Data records
· · ·

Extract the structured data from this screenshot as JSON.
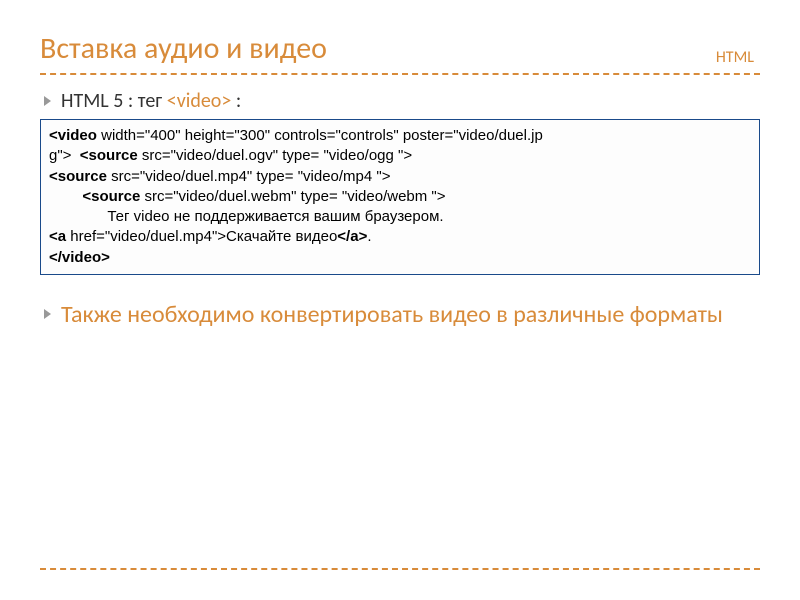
{
  "header": {
    "title": "Вставка аудио и видео",
    "corner": "HTML"
  },
  "bullet1": {
    "prefix": "HTML 5 : тег  ",
    "tag": "<video>",
    "suffix": " :"
  },
  "code": {
    "l1a": "<video",
    "l1b": " width=\"400\" height=\"300\" controls=\"controls\" poster=\"video/duel.jp",
    "l2a": "g\">  ",
    "l2b": "<source",
    "l2c": " src=\"video/duel.ogv\" type= \"video/ogg \">",
    "l3a": "<source",
    "l3b": " src=\"video/duel.mp4\" type= \"video/mp4 \">",
    "l4a": "        <source",
    "l4b": " src=\"video/duel.webm\" type= \"video/webm \">",
    "l5": "              Тег video не поддерживается вашим браузером.",
    "l6a": "<a",
    "l6b": " href=\"video/duel.mp4\">Скачайте видео",
    "l6c": "</a>",
    "l6d": ".",
    "l7": "</video>"
  },
  "bullet2": "Также необходимо конвертировать видео в различные форматы"
}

· · ·

Reproduce all of the material exactly, apart from the pictures.

### Answer to this exercise
Extract the structured data from this screenshot as JSON.
{
  "header": {
    "title": "Вставка аудио и видео",
    "corner": "HTML"
  },
  "bullet1": {
    "prefix": "HTML 5 : тег  ",
    "tag": "<video>",
    "suffix": " :"
  },
  "code": {
    "l1a": "<video",
    "l1b": " width=\"400\" height=\"300\" controls=\"controls\" poster=\"video/duel.jp",
    "l2a": "g\">  ",
    "l2b": "<source",
    "l2c": " src=\"video/duel.ogv\" type= \"video/ogg \">",
    "l3a": "<source",
    "l3b": " src=\"video/duel.mp4\" type= \"video/mp4 \">",
    "l4a": "        <source",
    "l4b": " src=\"video/duel.webm\" type= \"video/webm \">",
    "l5": "              Тег video не поддерживается вашим браузером.",
    "l6a": "<a",
    "l6b": " href=\"video/duel.mp4\">Скачайте видео",
    "l6c": "</a>",
    "l6d": ".",
    "l7": "</video>"
  },
  "bullet2": "Также необходимо конвертировать видео в различные форматы"
}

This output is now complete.